§ WHAT THE EXERCISE ASKS
Reproduce the following data word for word, omitting the pictures.

§ ENTRIES SHOWN
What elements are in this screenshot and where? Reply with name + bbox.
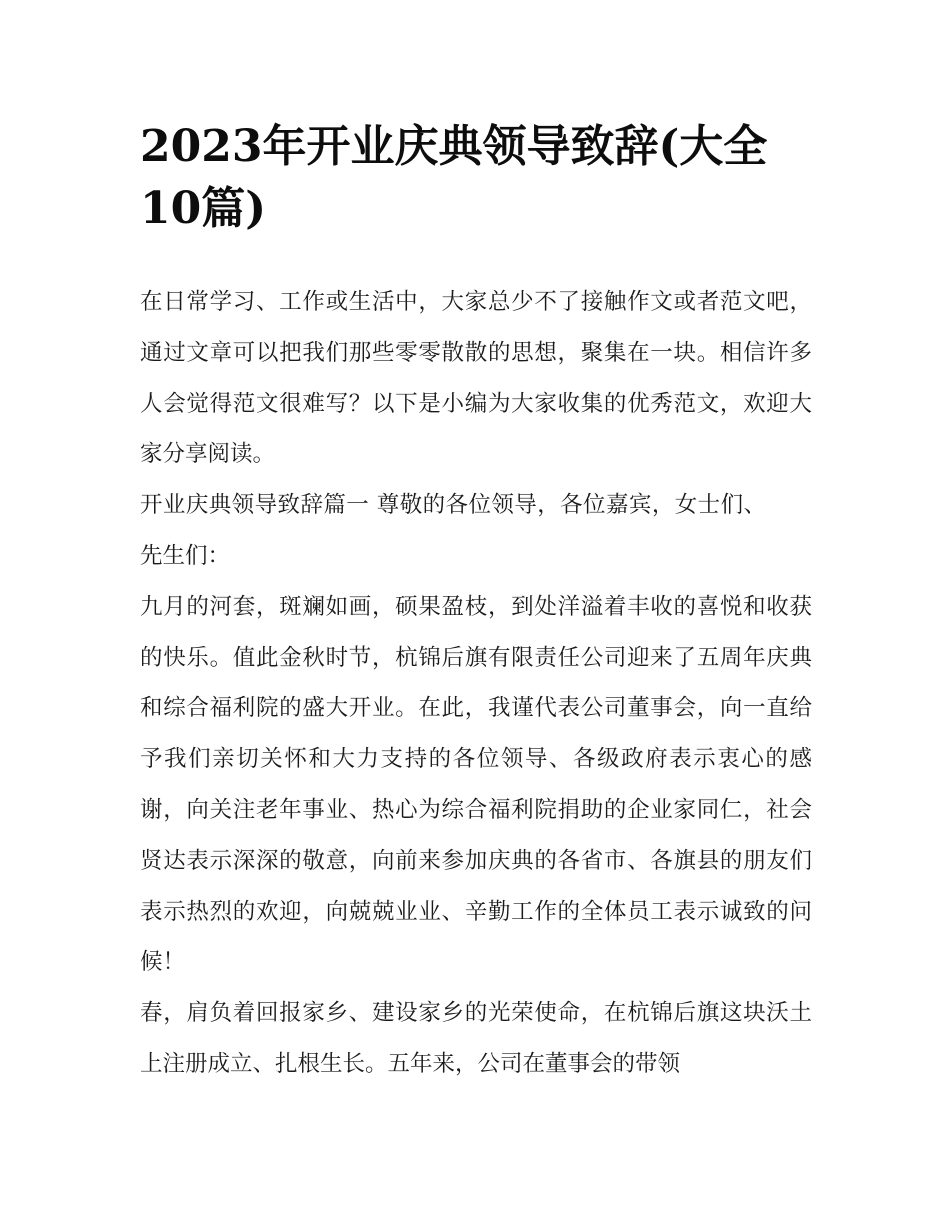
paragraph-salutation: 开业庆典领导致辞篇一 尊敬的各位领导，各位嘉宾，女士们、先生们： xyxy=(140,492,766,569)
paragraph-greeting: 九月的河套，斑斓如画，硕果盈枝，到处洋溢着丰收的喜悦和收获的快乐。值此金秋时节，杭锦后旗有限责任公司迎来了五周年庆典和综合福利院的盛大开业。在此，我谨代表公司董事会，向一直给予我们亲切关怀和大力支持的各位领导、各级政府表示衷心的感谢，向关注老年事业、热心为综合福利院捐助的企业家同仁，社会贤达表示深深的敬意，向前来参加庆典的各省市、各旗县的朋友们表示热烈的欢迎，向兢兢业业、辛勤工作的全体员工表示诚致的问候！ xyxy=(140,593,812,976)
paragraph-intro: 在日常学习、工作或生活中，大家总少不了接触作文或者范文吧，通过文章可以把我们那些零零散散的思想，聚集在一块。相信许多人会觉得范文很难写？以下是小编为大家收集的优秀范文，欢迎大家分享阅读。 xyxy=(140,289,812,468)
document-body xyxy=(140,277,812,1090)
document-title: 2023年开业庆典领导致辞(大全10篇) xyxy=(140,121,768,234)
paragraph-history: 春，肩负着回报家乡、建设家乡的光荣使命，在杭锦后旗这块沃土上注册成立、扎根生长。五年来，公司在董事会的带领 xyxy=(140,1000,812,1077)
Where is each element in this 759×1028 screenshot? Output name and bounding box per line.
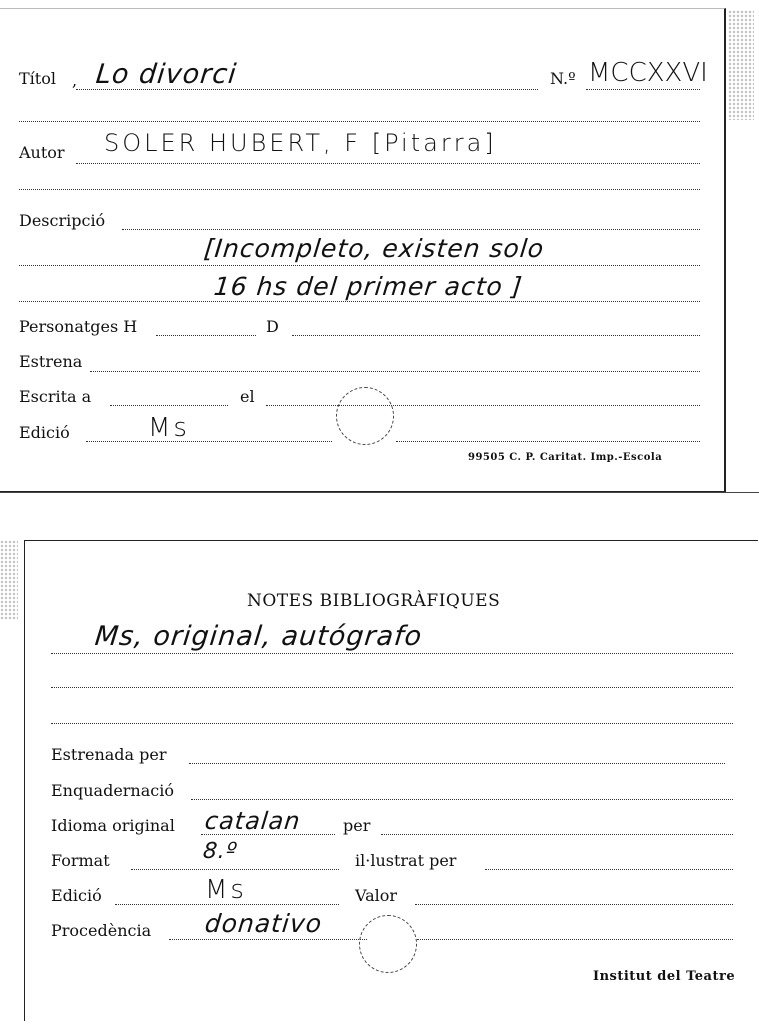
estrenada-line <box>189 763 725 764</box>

§ SOLVED EXERCISE
What elements are in this screenshot and where? Reply with name + bbox.
paragraph-salutation: 开业庆典领导致辞篇一 尊敬的各位领导，各位嘉宾，女士们、先生们： xyxy=(140,492,766,569)
paragraph-greeting: 九月的河套，斑斓如画，硕果盈枝，到处洋溢着丰收的喜悦和收获的快乐。值此金秋时节，杭锦后旗有限责任公司迎来了五周年庆典和综合福利院的盛大开业。在此，我谨代表公司董事会，向一直给予我们亲切关怀和大力支持的各位领导、各级政府表示衷心的感谢，向关注老年事业、热心为综合福利院捐助的企业家同仁，社会贤达表示深深的敬意，向前来参加庆典的各省市、各旗县的朋友们表示热烈的欢迎，向兢兢业业、辛勤工作的全体员工表示诚致的问候！ xyxy=(140,593,812,976)
paragraph-intro: 在日常学习、工作或生活中，大家总少不了接触作文或者范文吧，通过文章可以把我们那些零零散散的思想，聚集在一块。相信许多人会觉得范文很难写？以下是小编为大家收集的优秀范文，欢迎大家分享阅读。 xyxy=(140,289,812,468)
document-body xyxy=(140,277,812,1090)
document-title: 2023年开业庆典领导致辞(大全10篇) xyxy=(140,121,768,234)
paragraph-history: 春，肩负着回报家乡、建设家乡的光荣使命，在杭锦后旗这块沃土上注册成立、扎根生长。五年来，公司在董事会的带领 xyxy=(140,1000,812,1077)
Where is each element in this 759×1028 screenshot? Output name and bounding box per line.
estrenada-line <box>189 763 725 764</box>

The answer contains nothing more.